Retype the whole listing below, character for character.

Extracted data entries
----

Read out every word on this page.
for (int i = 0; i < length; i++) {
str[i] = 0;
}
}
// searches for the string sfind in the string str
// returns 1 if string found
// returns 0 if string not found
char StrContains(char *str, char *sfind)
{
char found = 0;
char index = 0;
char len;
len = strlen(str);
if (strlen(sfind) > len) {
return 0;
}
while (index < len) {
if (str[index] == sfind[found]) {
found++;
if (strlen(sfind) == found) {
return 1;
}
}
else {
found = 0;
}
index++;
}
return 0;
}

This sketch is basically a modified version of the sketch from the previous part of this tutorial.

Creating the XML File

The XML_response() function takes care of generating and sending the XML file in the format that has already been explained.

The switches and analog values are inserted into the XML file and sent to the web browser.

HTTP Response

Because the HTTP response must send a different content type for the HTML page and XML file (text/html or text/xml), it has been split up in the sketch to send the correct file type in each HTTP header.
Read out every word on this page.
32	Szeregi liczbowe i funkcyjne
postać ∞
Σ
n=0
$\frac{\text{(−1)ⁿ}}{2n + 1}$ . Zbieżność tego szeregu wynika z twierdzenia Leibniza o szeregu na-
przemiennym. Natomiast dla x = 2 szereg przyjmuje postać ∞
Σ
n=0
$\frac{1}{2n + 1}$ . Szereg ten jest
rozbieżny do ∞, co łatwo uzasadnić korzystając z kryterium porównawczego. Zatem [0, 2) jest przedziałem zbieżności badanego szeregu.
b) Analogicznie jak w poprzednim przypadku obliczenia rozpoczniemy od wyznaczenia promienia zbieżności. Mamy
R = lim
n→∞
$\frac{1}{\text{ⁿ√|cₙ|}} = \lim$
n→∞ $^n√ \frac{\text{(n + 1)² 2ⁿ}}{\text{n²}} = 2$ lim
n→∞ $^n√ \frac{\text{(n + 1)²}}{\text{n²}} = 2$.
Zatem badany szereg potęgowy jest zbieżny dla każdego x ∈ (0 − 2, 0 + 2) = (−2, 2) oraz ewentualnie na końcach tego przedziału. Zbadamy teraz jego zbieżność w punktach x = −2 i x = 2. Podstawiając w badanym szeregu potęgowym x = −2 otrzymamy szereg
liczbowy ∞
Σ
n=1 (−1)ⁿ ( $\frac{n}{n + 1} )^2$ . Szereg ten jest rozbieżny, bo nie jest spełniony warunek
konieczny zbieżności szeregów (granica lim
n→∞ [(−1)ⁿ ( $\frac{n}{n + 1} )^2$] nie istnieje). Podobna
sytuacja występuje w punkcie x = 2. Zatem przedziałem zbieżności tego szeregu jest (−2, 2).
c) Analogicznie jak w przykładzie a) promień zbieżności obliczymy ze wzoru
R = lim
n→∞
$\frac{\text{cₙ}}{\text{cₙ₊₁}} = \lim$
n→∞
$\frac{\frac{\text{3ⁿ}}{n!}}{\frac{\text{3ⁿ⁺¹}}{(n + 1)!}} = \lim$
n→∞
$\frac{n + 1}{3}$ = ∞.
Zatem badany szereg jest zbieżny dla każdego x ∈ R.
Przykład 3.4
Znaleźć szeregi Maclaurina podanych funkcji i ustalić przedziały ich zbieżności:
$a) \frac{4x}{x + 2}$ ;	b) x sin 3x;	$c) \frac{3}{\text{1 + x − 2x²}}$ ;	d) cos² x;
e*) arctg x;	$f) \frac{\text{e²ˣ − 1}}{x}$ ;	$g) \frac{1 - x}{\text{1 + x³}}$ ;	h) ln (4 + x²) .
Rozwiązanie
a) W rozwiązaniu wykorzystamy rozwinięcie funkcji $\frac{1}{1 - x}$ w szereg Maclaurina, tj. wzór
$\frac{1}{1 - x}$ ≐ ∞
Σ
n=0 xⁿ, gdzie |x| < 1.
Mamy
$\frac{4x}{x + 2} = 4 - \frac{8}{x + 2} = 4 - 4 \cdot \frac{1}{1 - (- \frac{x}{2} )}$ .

----

> **Exercise response**:
Read out every word on this page.
for (int i = 0; i < length; i++) {
str[i] = 0;
}
}
// searches for the string sfind in the string str
// returns 1 if string found
// returns 0 if string not found
char StrContains(char *str, char *sfind)
{
char found = 0;
char index = 0;
char len;
len = strlen(str);
if (strlen(sfind) > len) {
return 0;
}
while (index < len) {
if (str[index] == sfind[found]) {
found++;
if (strlen(sfind) == found) {
return 1;
}
}
else {
found = 0;
}
index++;
}
return 0;
}

This sketch is basically a modified version of the sketch from the previous part of this tutorial.

Creating the XML File

The XML_response() function takes care of generating and sending the XML file in the format that has already been explained.

The switches and analog values are inserted into the XML file and sent to the web browser.

HTTP Response

Because the HTTP response must send a different content type for the HTML page and XML file (text/html or text/xml), it has been split up in the sketch to send the correct file type in each HTTP header.
Read out every word on this page.
32	Szeregi liczbowe i funkcyjne
postać ∞
Σ
n=0
$\frac{\text{(−1)ⁿ}}{2n + 1}$ . Zbieżność tego szeregu wynika z twierdzenia Leibniza o szeregu na-
przemiennym. Natomiast dla x = 2 szereg przyjmuje postać ∞
Σ
n=0
$\frac{1}{2n + 1}$ . Szereg ten jest
rozbieżny do ∞, co łatwo uzasadnić korzystając z kryterium porównawczego. Zatem [0, 2) jest przedziałem zbieżności badanego szeregu.
b) Analogicznie jak w poprzednim przypadku obliczenia rozpoczniemy od wyznaczenia promienia zbieżności. Mamy
R = lim
n→∞
$\frac{1}{\text{ⁿ√|cₙ|}} = \lim$
n→∞ $^n√ \frac{\text{(n + 1)² 2ⁿ}}{\text{n²}} = 2$ lim
n→∞ $^n√ \frac{\text{(n + 1)²}}{\text{n²}} = 2$.
Zatem badany szereg potęgowy jest zbieżny dla każdego x ∈ (0 − 2, 0 + 2) = (−2, 2) oraz ewentualnie na końcach tego przedziału. Zbadamy teraz jego zbieżność w punktach x = −2 i x = 2. Podstawiając w badanym szeregu potęgowym x = −2 otrzymamy szereg
liczbowy ∞
Σ
n=1 (−1)ⁿ ( $\frac{n}{n + 1} )^2$ . Szereg ten jest rozbieżny, bo nie jest spełniony warunek
konieczny zbieżności szeregów (granica lim
n→∞ [(−1)ⁿ ( $\frac{n}{n + 1} )^2$] nie istnieje). Podobna
sytuacja występuje w punkcie x = 2. Zatem przedziałem zbieżności tego szeregu jest (−2, 2).
c) Analogicznie jak w przykładzie a) promień zbieżności obliczymy ze wzoru
R = lim
n→∞
$\frac{\text{cₙ}}{\text{cₙ₊₁}} = \lim$
n→∞
$\frac{\frac{\text{3ⁿ}}{n!}}{\frac{\text{3ⁿ⁺¹}}{(n + 1)!}} = \lim$
n→∞
$\frac{n + 1}{3}$ = ∞.
Zatem badany szereg jest zbieżny dla każdego x ∈ R.
Przykład 3.4
Znaleźć szeregi Maclaurina podanych funkcji i ustalić przedziały ich zbieżności:
$a) \frac{4x}{x + 2}$ ;	b) x sin 3x;	$c) \frac{3}{\text{1 + x − 2x²}}$ ;	d) cos² x;
e*) arctg x;	$f) \frac{\text{e²ˣ − 1}}{x}$ ;	$g) \frac{1 - x}{\text{1 + x³}}$ ;	h) ln (4 + x²) .
Rozwiązanie
a) W rozwiązaniu wykorzystamy rozwinięcie funkcji $\frac{1}{1 - x}$ w szereg Maclaurina, tj. wzór
$\frac{1}{1 - x}$ ≐ ∞
Σ
n=0 xⁿ, gdzie |x| < 1.
Mamy
$\frac{4x}{x + 2} = 4 - \frac{8}{x + 2} = 4 - 4 \cdot \frac{1}{1 - (- \frac{x}{2} )}$ .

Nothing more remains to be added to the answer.